**Task prompt**
The listing below must be repeated word for word, with its images excluded.
****************************************
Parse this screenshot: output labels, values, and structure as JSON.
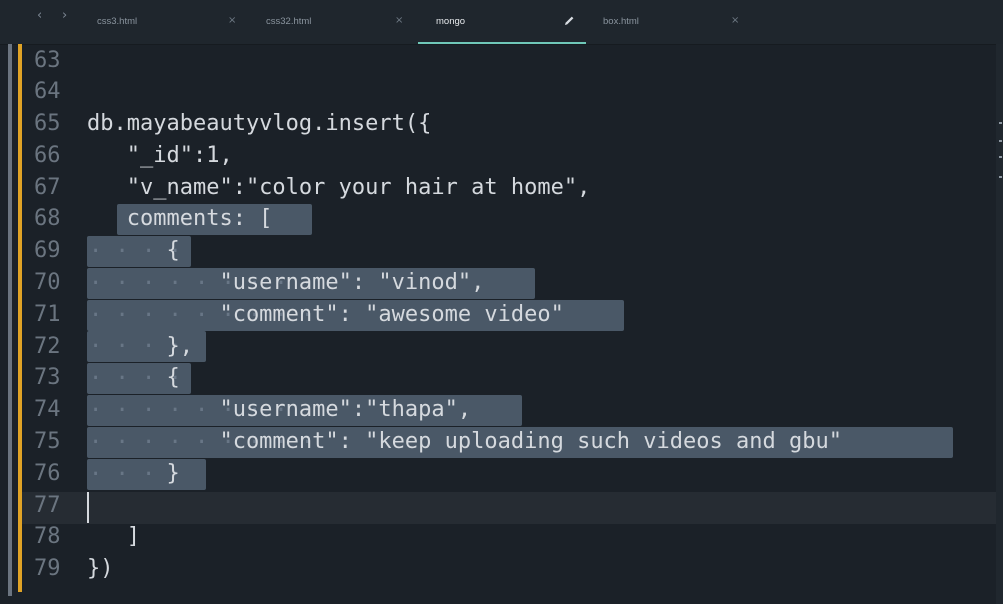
{
  "tabs": [
    {
      "label": "css3.html",
      "active": false
    },
    {
      "label": "css32.html",
      "active": false
    },
    {
      "label": "mongo",
      "active": true,
      "modified": true
    },
    {
      "label": "box.html",
      "active": false
    }
  ],
  "navigation": {
    "back": "‹",
    "forward": "›"
  },
  "close_glyph": "×",
  "editor": {
    "current_line": "77",
    "lines": [
      {
        "number": "63",
        "text": ""
      },
      {
        "number": "64",
        "text": ""
      },
      {
        "number": "65",
        "text": "db.mayabeautyvlog.insert({"
      },
      {
        "number": "66",
        "text": "   \"_id\":1,"
      },
      {
        "number": "67",
        "text": "   \"v_name\":\"color your hair at home\","
      },
      {
        "number": "68",
        "text": "   comments: ["
      },
      {
        "number": "69",
        "text": "      {"
      },
      {
        "number": "70",
        "text": "          \"username\": \"vinod\","
      },
      {
        "number": "71",
        "text": "          \"comment\": \"awesome video\""
      },
      {
        "number": "72",
        "text": "      },"
      },
      {
        "number": "73",
        "text": "      {"
      },
      {
        "number": "74",
        "text": "          \"username\":\"thapa\","
      },
      {
        "number": "75",
        "text": "          \"comment\": \"keep uploading such videos and gbu\""
      },
      {
        "number": "76",
        "text": "      }"
      },
      {
        "number": "77",
        "text": ""
      },
      {
        "number": "78",
        "text": "   ]"
      },
      {
        "number": "79",
        "text": "})"
      }
    ]
  },
  "colors": {
    "background": "#1b2128",
    "selection": "#4a5867",
    "text": "#d5d9de",
    "line_number": "#6b7580",
    "modified_marker": "#e0a326",
    "active_tab_underline": "#6fc7b8"
  }
}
****************************************
**Expected output**
Parse this screenshot: output labels, values, and structure as JSON.
{
  "tabs": [
    {
      "label": "css3.html",
      "active": false
    },
    {
      "label": "css32.html",
      "active": false
    },
    {
      "label": "mongo",
      "active": true,
      "modified": true
    },
    {
      "label": "box.html",
      "active": false
    }
  ],
  "navigation": {
    "back": "‹",
    "forward": "›"
  },
  "close_glyph": "×",
  "editor": {
    "current_line": "77",
    "lines": [
      {
        "number": "63",
        "text": ""
      },
      {
        "number": "64",
        "text": ""
      },
      {
        "number": "65",
        "text": "db.mayabeautyvlog.insert({"
      },
      {
        "number": "66",
        "text": "   \"_id\":1,"
      },
      {
        "number": "67",
        "text": "   \"v_name\":\"color your hair at home\","
      },
      {
        "number": "68",
        "text": "   comments: ["
      },
      {
        "number": "69",
        "text": "      {"
      },
      {
        "number": "70",
        "text": "          \"username\": \"vinod\","
      },
      {
        "number": "71",
        "text": "          \"comment\": \"awesome video\""
      },
      {
        "number": "72",
        "text": "      },"
      },
      {
        "number": "73",
        "text": "      {"
      },
      {
        "number": "74",
        "text": "          \"username\":\"thapa\","
      },
      {
        "number": "75",
        "text": "          \"comment\": \"keep uploading such videos and gbu\""
      },
      {
        "number": "76",
        "text": "      }"
      },
      {
        "number": "77",
        "text": ""
      },
      {
        "number": "78",
        "text": "   ]"
      },
      {
        "number": "79",
        "text": "})"
      }
    ]
  },
  "colors": {
    "background": "#1b2128",
    "selection": "#4a5867",
    "text": "#d5d9de",
    "line_number": "#6b7580",
    "modified_marker": "#e0a326",
    "active_tab_underline": "#6fc7b8"
  }
}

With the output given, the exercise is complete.